■ **A run of records**:

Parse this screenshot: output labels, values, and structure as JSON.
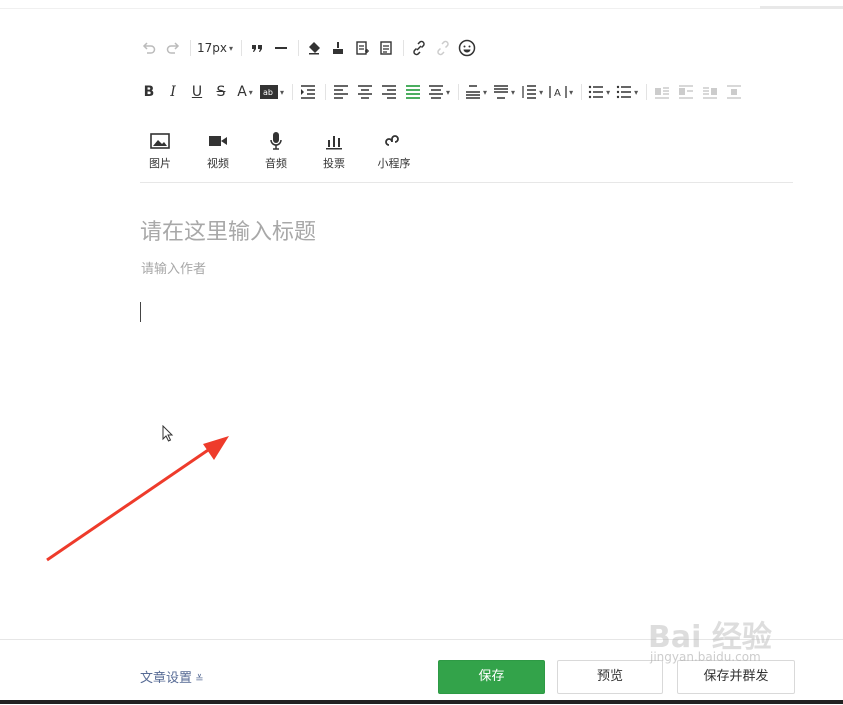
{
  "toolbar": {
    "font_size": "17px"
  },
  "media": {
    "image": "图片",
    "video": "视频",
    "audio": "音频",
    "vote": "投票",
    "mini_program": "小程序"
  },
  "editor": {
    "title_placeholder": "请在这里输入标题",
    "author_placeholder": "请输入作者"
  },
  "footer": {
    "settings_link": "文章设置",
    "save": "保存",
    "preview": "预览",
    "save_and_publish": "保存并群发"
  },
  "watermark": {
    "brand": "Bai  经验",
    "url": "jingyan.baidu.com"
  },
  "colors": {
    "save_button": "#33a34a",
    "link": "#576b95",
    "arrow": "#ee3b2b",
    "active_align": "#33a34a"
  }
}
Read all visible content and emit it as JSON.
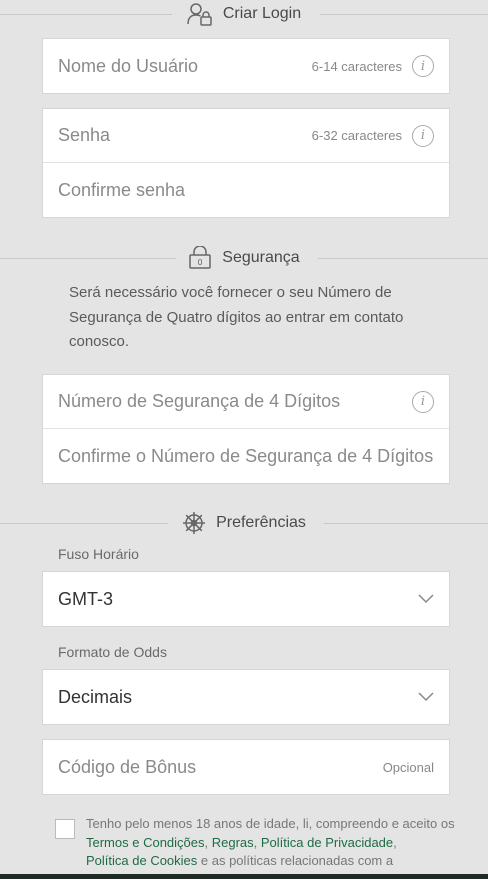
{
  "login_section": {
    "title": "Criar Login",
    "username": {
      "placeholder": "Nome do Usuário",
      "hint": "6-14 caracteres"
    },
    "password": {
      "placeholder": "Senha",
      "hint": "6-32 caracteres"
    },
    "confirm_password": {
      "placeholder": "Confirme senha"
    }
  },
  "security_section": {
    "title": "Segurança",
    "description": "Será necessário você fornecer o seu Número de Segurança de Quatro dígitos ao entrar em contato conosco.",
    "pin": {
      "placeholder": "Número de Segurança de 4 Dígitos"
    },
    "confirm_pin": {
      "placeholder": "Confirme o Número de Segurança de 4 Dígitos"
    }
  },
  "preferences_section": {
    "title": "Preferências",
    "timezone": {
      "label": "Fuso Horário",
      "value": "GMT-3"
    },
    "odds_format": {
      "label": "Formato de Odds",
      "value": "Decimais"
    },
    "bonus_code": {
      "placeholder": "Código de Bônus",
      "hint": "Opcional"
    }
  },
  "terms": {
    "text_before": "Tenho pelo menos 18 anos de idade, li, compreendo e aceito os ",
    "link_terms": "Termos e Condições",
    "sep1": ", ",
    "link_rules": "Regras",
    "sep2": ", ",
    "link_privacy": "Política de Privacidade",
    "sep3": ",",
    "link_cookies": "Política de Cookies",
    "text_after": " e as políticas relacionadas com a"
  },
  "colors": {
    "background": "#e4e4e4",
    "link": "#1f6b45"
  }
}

■ **What you need to do**: From the material above, copy everything exactly but the pictures.

■ **Response to the task**:
Parse this screenshot: output labels, values, and structure as JSON.
{
  "toolbar": {
    "font_size": "17px"
  },
  "media": {
    "image": "图片",
    "video": "视频",
    "audio": "音频",
    "vote": "投票",
    "mini_program": "小程序"
  },
  "editor": {
    "title_placeholder": "请在这里输入标题",
    "author_placeholder": "请输入作者"
  },
  "footer": {
    "settings_link": "文章设置",
    "save": "保存",
    "preview": "预览",
    "save_and_publish": "保存并群发"
  },
  "watermark": {
    "brand": "Bai  经验",
    "url": "jingyan.baidu.com"
  },
  "colors": {
    "save_button": "#33a34a",
    "link": "#576b95",
    "arrow": "#ee3b2b",
    "active_align": "#33a34a"
  }
}
Read all visible content and emit it as JSON.
{
  "login_section": {
    "title": "Criar Login",
    "username": {
      "placeholder": "Nome do Usuário",
      "hint": "6-14 caracteres"
    },
    "password": {
      "placeholder": "Senha",
      "hint": "6-32 caracteres"
    },
    "confirm_password": {
      "placeholder": "Confirme senha"
    }
  },
  "security_section": {
    "title": "Segurança",
    "description": "Será necessário você fornecer o seu Número de Segurança de Quatro dígitos ao entrar em contato conosco.",
    "pin": {
      "placeholder": "Número de Segurança de 4 Dígitos"
    },
    "confirm_pin": {
      "placeholder": "Confirme o Número de Segurança de 4 Dígitos"
    }
  },
  "preferences_section": {
    "title": "Preferências",
    "timezone": {
      "label": "Fuso Horário",
      "value": "GMT-3"
    },
    "odds_format": {
      "label": "Formato de Odds",
      "value": "Decimais"
    },
    "bonus_code": {
      "placeholder": "Código de Bônus",
      "hint": "Opcional"
    }
  },
  "terms": {
    "text_before": "Tenho pelo menos 18 anos de idade, li, compreendo e aceito os ",
    "link_terms": "Termos e Condições",
    "sep1": ", ",
    "link_rules": "Regras",
    "sep2": ", ",
    "link_privacy": "Política de Privacidade",
    "sep3": ",",
    "link_cookies": "Política de Cookies",
    "text_after": " e as políticas relacionadas com a"
  },
  "colors": {
    "background": "#e4e4e4",
    "link": "#1f6b45"
  }
}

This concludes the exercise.